* Stated exercise *
Locate every line that holds the string "Grupa" and copy it.

>> start The records

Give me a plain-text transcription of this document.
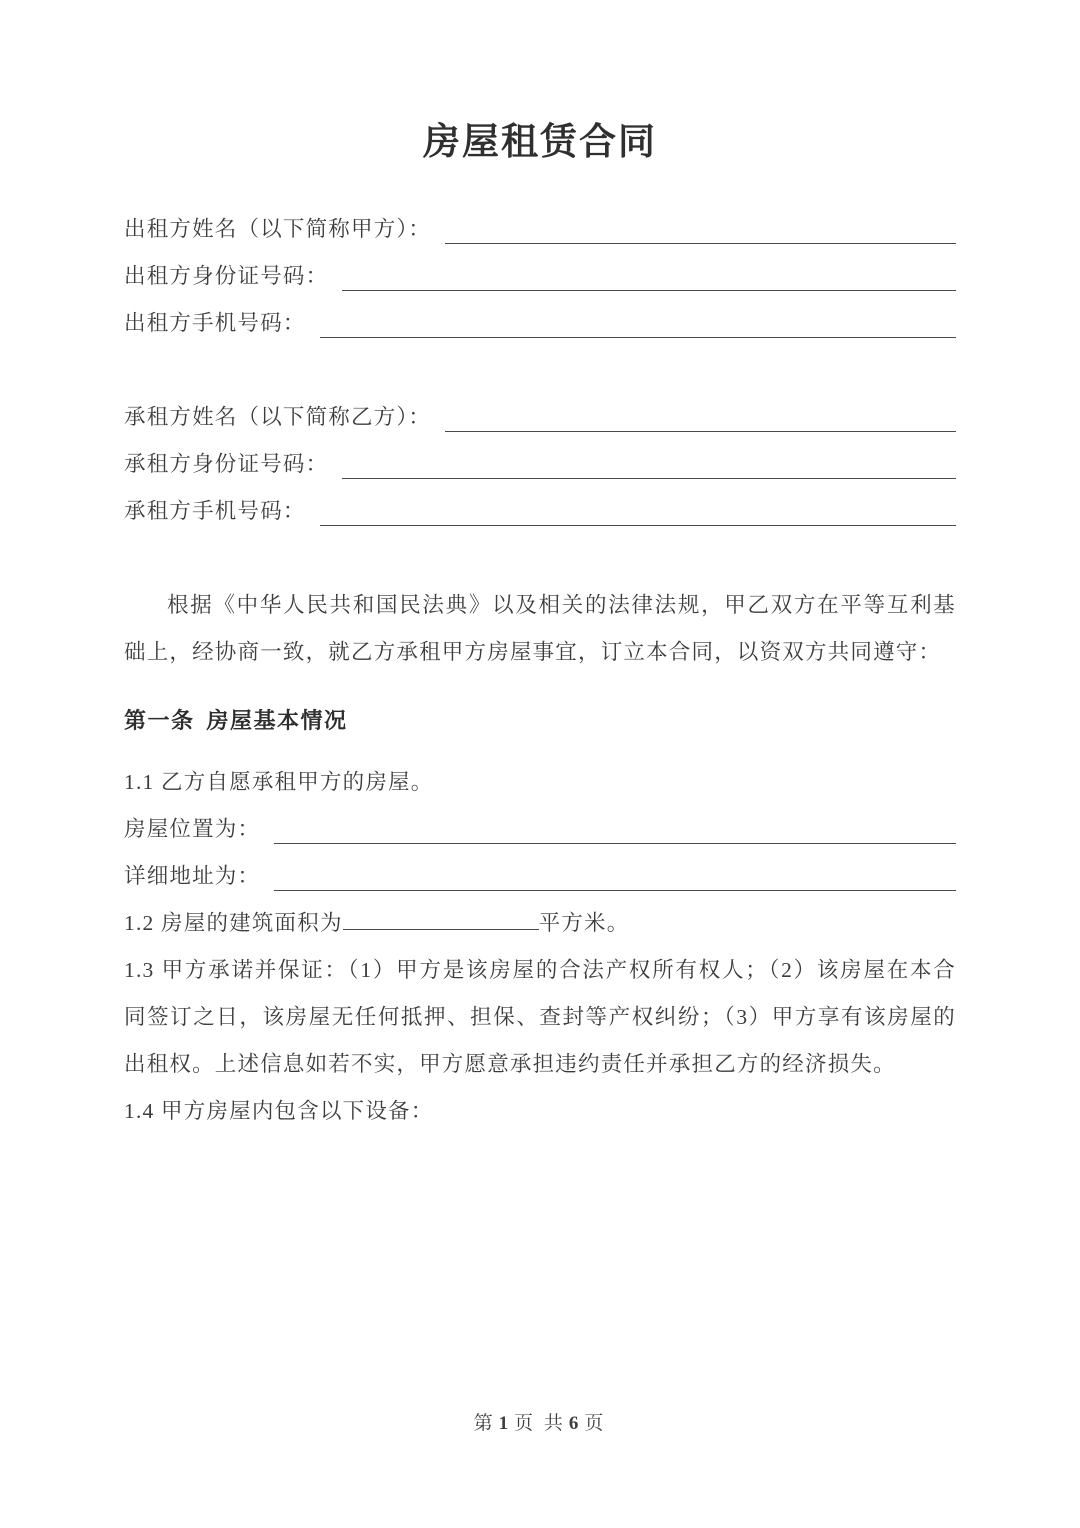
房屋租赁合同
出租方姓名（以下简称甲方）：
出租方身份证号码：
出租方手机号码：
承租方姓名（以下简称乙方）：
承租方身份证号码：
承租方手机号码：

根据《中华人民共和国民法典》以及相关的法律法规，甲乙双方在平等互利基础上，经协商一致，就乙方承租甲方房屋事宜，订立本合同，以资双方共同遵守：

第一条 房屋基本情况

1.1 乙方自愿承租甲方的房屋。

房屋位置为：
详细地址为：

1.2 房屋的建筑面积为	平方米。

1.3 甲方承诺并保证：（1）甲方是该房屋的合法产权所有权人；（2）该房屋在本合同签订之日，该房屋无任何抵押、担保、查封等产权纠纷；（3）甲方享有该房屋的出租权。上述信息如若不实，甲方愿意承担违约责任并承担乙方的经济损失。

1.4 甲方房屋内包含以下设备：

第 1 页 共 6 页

>> end The records
>> start The records

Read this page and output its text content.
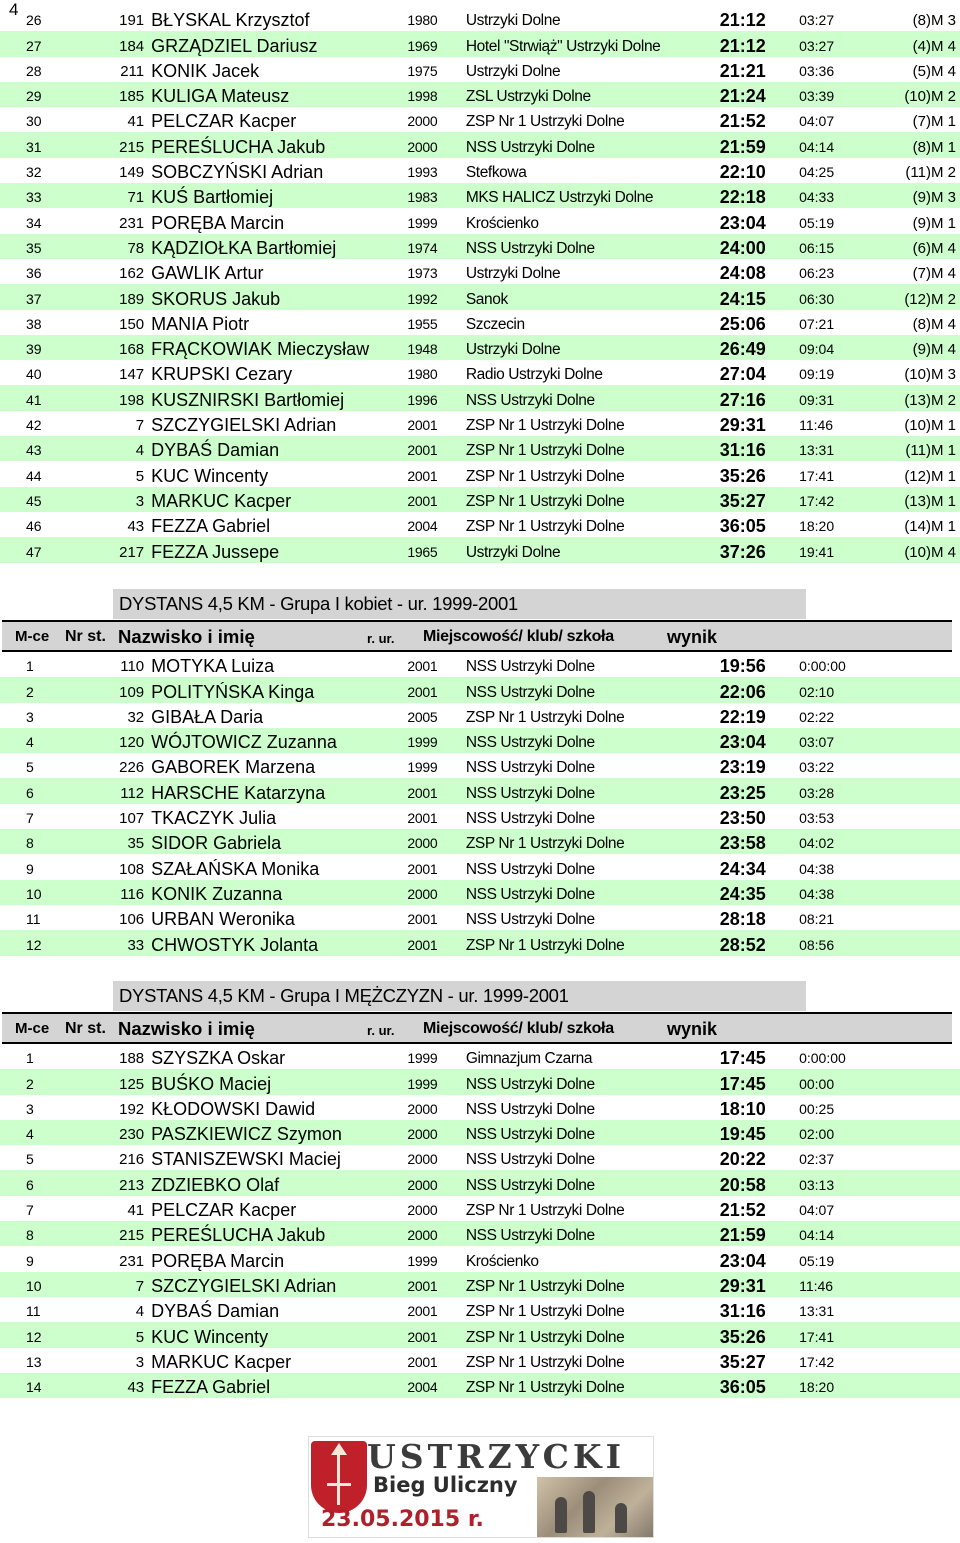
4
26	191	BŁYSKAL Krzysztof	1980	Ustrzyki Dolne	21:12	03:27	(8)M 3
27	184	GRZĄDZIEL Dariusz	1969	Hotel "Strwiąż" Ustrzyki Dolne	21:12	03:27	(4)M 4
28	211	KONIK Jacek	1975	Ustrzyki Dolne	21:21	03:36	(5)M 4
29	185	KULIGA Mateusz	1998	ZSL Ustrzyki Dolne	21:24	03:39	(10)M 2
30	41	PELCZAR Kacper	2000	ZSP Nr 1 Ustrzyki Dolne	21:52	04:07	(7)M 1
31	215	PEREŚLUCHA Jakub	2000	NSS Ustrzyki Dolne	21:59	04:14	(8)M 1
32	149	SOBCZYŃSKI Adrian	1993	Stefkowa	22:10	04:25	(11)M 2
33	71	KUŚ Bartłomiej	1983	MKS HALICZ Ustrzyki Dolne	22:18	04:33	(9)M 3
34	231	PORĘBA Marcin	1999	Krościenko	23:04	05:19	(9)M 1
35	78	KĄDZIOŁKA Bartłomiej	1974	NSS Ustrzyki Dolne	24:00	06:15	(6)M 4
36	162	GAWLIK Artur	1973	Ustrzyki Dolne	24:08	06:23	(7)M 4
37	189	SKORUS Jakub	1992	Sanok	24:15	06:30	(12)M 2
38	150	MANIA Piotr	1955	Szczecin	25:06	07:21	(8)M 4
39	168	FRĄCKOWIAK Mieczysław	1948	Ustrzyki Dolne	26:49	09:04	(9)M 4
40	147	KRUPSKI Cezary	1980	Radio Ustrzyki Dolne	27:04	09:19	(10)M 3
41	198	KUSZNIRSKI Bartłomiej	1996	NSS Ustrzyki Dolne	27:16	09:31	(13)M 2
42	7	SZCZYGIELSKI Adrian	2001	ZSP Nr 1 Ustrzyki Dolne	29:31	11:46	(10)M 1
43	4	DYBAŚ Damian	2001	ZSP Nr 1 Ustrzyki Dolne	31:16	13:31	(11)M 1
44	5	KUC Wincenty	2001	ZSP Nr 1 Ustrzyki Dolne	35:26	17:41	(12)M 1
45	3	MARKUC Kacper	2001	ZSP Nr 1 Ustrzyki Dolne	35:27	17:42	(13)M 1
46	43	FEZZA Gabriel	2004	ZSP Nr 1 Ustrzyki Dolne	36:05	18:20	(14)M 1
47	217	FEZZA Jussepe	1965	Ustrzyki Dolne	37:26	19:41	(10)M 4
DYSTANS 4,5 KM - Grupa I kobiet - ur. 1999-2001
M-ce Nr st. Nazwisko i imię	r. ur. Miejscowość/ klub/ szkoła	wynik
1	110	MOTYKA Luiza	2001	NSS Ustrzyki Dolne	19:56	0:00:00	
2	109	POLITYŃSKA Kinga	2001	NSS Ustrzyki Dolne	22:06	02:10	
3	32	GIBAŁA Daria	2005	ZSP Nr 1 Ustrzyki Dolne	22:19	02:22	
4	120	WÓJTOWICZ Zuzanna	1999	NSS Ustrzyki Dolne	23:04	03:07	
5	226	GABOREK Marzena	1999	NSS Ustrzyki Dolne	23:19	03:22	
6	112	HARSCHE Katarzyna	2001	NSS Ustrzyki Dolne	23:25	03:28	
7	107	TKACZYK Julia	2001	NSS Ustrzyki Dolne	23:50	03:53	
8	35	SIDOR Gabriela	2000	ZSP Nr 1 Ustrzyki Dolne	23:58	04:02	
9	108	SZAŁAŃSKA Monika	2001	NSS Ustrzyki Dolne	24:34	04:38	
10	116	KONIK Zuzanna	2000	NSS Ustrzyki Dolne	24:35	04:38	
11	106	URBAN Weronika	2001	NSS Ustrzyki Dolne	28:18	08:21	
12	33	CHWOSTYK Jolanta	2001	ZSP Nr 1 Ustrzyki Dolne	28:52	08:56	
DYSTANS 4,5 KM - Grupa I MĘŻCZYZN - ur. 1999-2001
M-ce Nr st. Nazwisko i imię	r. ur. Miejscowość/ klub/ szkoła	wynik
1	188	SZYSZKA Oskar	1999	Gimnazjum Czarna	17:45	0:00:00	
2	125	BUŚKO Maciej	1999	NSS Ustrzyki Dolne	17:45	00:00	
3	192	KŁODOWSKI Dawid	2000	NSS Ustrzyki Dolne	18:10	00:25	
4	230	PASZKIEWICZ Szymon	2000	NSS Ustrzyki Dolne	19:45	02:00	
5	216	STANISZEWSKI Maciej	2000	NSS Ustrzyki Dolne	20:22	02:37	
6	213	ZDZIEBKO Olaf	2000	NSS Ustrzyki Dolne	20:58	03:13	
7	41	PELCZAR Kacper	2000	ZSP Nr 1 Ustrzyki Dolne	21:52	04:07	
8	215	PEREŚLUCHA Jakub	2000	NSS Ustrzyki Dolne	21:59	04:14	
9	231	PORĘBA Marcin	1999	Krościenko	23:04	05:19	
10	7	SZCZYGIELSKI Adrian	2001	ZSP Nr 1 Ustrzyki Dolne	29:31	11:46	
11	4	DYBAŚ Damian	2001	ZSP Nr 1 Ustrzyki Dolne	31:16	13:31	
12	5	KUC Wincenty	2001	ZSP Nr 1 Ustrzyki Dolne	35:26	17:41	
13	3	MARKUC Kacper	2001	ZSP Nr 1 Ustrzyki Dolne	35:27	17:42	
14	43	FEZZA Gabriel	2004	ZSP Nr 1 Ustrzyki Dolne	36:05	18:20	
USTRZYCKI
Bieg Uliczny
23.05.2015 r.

>> end The records
>> start The records

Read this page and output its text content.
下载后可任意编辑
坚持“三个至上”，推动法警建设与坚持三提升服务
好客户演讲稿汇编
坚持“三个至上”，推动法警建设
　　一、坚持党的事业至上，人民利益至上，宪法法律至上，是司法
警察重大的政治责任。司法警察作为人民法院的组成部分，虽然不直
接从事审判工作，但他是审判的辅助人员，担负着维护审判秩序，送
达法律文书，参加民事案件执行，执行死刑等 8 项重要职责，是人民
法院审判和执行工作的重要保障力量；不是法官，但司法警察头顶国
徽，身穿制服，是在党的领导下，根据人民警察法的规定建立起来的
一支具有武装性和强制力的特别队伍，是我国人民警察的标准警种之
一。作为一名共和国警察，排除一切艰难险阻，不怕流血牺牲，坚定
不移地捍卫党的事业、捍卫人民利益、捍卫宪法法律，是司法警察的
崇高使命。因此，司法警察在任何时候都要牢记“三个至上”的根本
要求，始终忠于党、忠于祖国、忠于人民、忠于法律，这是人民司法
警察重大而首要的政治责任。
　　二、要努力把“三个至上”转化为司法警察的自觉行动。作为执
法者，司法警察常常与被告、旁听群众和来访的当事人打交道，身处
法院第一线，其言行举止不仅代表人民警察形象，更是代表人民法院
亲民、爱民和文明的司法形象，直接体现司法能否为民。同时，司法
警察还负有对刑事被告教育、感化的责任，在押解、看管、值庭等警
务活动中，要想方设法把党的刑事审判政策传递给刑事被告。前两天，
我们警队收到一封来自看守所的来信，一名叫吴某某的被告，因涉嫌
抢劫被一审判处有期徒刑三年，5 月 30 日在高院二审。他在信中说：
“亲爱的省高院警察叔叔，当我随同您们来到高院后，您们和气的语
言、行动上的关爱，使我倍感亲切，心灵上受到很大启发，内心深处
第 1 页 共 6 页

>> end The records

* Solution *
DYSTANS 4,5 KM - Grupa I kobiet - ur. 1999-2001
DYSTANS 4,5 KM - Grupa I MĘŻCZYZN - ur. 1999-2001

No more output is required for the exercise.